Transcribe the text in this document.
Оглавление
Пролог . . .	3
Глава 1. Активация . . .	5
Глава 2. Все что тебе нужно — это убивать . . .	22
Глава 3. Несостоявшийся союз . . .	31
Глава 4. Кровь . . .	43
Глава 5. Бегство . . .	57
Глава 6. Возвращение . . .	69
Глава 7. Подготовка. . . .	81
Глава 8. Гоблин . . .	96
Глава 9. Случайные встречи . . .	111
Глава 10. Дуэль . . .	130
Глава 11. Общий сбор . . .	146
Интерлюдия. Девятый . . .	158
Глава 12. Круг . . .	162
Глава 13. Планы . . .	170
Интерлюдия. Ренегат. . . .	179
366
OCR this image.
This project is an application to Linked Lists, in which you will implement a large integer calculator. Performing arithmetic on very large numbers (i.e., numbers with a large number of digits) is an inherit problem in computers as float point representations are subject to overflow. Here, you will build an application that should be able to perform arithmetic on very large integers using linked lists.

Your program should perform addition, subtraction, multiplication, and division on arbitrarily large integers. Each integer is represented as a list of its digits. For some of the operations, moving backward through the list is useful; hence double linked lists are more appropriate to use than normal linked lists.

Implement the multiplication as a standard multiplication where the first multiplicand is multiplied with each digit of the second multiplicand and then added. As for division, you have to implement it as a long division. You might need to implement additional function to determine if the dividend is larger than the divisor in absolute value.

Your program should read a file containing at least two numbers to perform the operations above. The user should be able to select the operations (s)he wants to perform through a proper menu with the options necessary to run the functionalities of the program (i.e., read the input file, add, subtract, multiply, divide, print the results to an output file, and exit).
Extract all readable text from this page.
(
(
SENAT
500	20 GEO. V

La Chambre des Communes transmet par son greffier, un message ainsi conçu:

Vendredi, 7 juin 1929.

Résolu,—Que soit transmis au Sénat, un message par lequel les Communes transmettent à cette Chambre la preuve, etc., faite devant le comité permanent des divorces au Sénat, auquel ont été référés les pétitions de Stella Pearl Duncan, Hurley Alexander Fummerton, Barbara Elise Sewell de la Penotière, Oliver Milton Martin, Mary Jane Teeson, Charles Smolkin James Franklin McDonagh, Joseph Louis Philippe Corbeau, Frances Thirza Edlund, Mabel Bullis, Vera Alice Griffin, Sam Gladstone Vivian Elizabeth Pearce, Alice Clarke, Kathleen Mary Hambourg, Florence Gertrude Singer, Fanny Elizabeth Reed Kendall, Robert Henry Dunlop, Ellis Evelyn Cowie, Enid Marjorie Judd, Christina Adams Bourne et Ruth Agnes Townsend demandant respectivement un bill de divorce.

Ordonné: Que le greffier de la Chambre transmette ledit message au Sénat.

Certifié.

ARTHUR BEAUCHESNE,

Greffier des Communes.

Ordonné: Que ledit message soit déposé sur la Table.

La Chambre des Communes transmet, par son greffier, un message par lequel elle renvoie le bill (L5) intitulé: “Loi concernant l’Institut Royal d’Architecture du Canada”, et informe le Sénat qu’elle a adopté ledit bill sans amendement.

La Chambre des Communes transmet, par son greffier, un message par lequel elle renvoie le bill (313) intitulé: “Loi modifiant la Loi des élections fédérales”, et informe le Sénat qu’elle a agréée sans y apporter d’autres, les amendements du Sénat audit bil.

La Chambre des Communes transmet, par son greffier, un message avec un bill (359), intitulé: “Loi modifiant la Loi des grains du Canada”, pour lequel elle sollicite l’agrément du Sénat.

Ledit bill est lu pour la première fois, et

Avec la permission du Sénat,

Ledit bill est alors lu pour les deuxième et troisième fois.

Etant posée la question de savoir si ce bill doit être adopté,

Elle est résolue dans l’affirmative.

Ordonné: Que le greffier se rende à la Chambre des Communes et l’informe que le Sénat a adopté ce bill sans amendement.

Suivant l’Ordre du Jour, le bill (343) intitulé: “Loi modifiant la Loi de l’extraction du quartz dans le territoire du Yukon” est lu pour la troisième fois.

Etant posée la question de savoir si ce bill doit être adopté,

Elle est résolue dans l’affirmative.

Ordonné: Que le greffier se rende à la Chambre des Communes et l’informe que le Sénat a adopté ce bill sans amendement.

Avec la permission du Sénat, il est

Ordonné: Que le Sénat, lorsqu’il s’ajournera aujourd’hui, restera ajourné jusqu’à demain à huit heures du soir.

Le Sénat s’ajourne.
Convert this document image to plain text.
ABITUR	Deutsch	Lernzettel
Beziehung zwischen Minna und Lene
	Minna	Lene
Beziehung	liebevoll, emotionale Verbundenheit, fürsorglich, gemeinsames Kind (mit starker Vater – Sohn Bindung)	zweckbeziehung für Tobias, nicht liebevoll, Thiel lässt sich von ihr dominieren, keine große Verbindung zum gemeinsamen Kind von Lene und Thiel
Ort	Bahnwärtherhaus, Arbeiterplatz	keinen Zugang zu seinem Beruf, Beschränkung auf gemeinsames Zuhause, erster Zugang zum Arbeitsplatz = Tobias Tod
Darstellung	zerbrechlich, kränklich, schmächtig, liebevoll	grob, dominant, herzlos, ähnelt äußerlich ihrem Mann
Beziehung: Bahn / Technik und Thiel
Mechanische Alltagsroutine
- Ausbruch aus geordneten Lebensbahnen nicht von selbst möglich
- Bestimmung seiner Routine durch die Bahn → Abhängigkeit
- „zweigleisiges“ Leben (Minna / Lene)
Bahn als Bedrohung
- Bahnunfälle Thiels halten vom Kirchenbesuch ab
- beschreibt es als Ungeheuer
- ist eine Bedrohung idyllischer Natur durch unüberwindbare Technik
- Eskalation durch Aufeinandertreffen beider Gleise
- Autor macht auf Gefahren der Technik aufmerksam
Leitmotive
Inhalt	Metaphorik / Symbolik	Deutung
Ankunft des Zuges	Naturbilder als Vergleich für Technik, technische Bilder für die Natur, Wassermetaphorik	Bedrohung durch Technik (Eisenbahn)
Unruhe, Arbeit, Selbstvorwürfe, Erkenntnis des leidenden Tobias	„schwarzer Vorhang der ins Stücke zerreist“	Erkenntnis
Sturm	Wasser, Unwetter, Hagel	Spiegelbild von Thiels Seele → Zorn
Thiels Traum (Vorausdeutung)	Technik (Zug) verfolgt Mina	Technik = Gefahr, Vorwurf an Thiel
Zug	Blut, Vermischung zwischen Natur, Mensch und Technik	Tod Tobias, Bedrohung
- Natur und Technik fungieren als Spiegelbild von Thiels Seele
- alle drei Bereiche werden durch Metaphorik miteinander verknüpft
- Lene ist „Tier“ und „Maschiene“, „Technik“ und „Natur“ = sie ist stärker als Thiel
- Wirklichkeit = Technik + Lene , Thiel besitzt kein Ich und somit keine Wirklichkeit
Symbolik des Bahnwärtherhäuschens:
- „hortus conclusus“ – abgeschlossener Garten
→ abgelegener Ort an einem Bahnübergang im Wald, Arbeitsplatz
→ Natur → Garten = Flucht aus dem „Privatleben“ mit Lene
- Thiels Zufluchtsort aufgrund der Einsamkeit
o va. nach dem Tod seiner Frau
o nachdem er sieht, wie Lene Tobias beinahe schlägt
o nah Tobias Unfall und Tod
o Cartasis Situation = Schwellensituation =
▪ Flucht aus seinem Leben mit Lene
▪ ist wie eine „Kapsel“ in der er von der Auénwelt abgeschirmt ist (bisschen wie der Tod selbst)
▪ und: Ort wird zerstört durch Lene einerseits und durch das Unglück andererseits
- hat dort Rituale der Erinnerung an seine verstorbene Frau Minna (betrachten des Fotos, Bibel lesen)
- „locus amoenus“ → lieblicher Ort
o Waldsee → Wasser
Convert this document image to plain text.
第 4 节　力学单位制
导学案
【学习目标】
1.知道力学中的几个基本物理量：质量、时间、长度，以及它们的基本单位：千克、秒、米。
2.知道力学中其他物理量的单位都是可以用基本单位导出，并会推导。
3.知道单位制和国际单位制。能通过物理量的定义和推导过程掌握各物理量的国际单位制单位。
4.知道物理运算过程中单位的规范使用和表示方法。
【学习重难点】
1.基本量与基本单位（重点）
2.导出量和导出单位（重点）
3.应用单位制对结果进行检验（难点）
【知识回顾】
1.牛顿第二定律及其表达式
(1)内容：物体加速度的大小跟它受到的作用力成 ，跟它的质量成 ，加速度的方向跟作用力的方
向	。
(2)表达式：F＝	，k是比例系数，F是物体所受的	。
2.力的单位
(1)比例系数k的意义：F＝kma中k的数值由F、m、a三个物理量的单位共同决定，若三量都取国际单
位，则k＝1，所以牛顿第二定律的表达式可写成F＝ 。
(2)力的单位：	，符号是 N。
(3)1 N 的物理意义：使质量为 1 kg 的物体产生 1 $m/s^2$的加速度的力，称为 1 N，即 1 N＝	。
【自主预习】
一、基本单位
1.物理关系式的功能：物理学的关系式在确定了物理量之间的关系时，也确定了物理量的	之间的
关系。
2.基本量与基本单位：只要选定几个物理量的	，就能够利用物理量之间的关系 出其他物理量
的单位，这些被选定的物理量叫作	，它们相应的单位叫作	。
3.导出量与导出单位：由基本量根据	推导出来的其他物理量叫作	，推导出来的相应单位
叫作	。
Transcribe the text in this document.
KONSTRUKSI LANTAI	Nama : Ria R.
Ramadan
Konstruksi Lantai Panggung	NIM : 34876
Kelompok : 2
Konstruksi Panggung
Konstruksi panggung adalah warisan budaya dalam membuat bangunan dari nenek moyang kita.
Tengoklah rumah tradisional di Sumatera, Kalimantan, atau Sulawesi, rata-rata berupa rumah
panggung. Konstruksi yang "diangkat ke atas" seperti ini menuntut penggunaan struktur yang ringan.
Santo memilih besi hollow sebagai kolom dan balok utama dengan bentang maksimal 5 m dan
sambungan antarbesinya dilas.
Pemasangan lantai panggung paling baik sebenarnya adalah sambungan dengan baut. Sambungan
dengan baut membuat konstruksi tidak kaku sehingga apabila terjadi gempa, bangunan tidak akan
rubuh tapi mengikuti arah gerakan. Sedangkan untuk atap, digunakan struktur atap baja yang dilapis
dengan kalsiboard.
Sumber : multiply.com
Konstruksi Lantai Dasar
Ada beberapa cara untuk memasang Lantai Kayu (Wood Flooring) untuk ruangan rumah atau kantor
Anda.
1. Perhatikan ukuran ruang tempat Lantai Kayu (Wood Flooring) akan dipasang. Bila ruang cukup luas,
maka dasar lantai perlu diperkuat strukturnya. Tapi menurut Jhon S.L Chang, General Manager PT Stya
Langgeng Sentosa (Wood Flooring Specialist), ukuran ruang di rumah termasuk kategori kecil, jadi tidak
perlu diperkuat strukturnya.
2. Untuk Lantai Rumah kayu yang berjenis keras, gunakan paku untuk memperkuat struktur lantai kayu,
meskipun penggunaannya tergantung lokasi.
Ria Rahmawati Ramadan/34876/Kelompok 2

______________________________

Task directions: Copy out every line with the word "Seele".

Answer:
Sturm	Wasser, Unwetter, Hagel	Spiegelbild von Thiels Seele → Zorn
- Natur und Technik fungieren als Spiegelbild von Thiels Seele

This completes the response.